== TASK DIRECTIONS ==
Go through the data below. List every line that holds the word "elimination".

==== PROVIDED DATA

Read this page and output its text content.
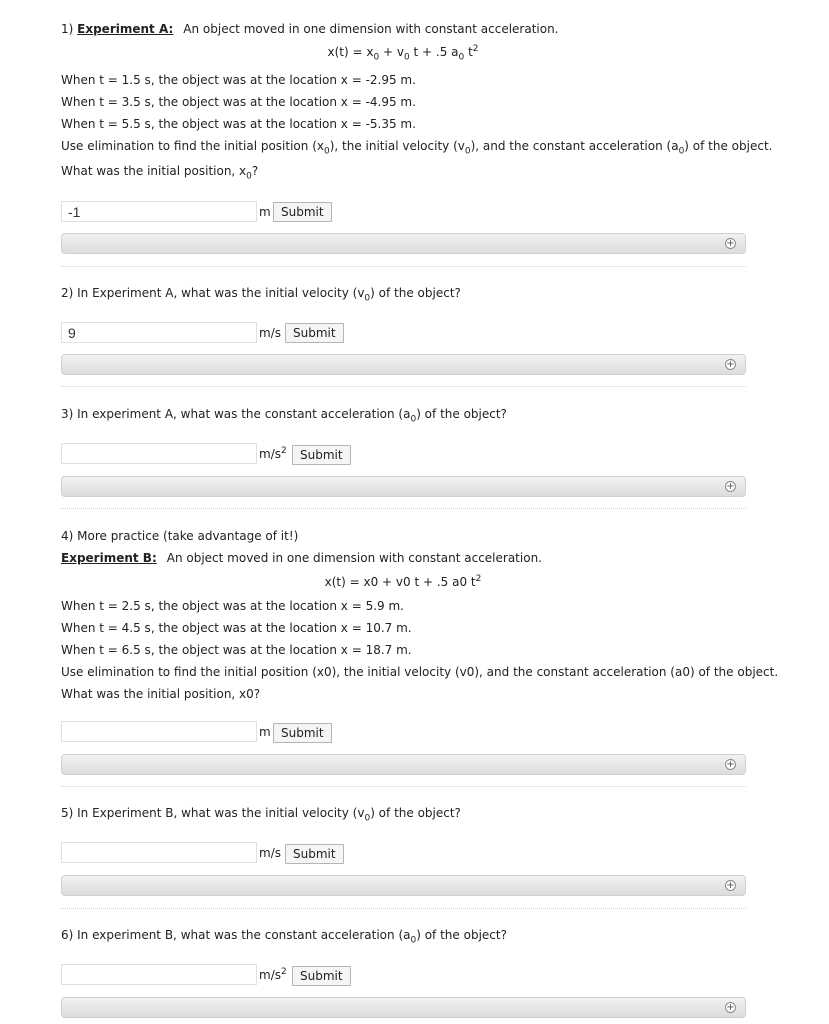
1) Experiment A: An object moved in one dimension with constant acceleration.
$x(t) = x_0 + v_0$ t + .5 $a_0$ $t^2$
When t = 1.5 s, the object was at the location x = -2.95 m.
When t = 3.5 s, the object was at the location x = -4.95 m.
When t = 5.5 s, the object was at the location x = -5.35 m.
Use elimination to find the initial position $(x_0)$, the initial velocity $(v_0)$, and the constant acceleration $(a_0)$ of the object.
What was the initial position, $x_0$?
-1
m Submit
+
2) In Experiment A, what was the initial velocity $(v_0)$ of the object?
9
m/s	Submit
+
3) In experiment A, what was the constant acceleration $(a_0)$ of the object?
$m/s^2$	Submit
+
4) More practice (take advantage of it!)
Experiment B: An object moved in one dimension with constant acceleration.
x(t) = x0 + v0 t + .5 a0 $t^2$
When t = 2.5 s, the object was at the location x = 5.9 m.
When t = 4.5 s, the object was at the location x = 10.7 m.
When t = 6.5 s, the object was at the location x = 18.7 m.
Use elimination to find the initial position (x0), the initial velocity (v0), and the constant acceleration (a0) of the object.
What was the initial position, x0?
m Submit
+
5) In Experiment B, what was the initial velocity $(v_0)$ of the object?
m/s	Submit
+
6) In experiment B, what was the constant acceleration $(a_0)$ of the object?
$m/s^2$	Submit
+
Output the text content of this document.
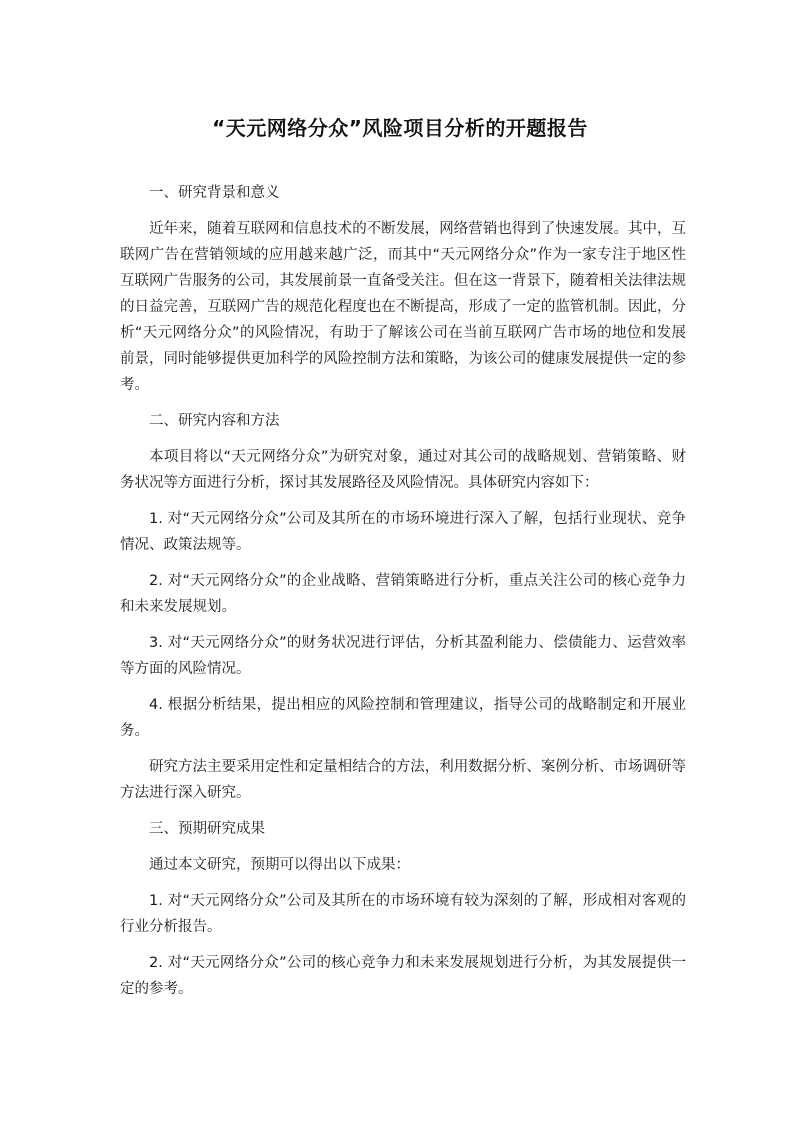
“天元网络分众”风险项目分析的开题报告

一、研究背景和意义

近年来，随着互联网和信息技术的不断发展，网络营销也得到了快速发展。其中，互联网广告在营销领域的应用越来越广泛，而其中“天元网络分众”作为一家专注于地区性互联网广告服务的公司，其发展前景一直备受关注。但在这一背景下，随着相关法律法规的日益完善，互联网广告的规范化程度也在不断提高，形成了一定的监管机制。因此，分析“天元网络分众”的风险情况，有助于了解该公司在当前互联网广告市场的地位和发展前景，同时能够提供更加科学的风险控制方法和策略，为该公司的健康发展提供一定的参考。

二、研究内容和方法

本项目将以“天元网络分众”为研究对象，通过对其公司的战略规划、营销策略、财务状况等方面进行分析，探讨其发展路径及风险情况。具体研究内容如下：

1. 对“天元网络分众”公司及其所在的市场环境进行深入了解，包括行业现状、竞争情况、政策法规等。

2. 对“天元网络分众”的企业战略、营销策略进行分析，重点关注公司的核心竞争力和未来发展规划。

3. 对“天元网络分众”的财务状况进行评估，分析其盈利能力、偿债能力、运营效率等方面的风险情况。

4. 根据分析结果，提出相应的风险控制和管理建议，指导公司的战略制定和开展业务。

研究方法主要采用定性和定量相结合的方法，利用数据分析、案例分析、市场调研等方法进行深入研究。

三、预期研究成果

通过本文研究，预期可以得出以下成果：

1. 对“天元网络分众”公司及其所在的市场环境有较为深刻的了解，形成相对客观的行业分析报告。

2. 对“天元网络分众”公司的核心竞争力和未来发展规划进行分析，为其发展提供一定的参考。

========

== THE RESULT ==
Use elimination to find the initial position $(x_0)$, the initial velocity $(v_0)$, and the constant acceleration $(a_0)$ of the object.
Use elimination to find the initial position (x0), the initial velocity (v0), and the constant acceleration (a0) of the object.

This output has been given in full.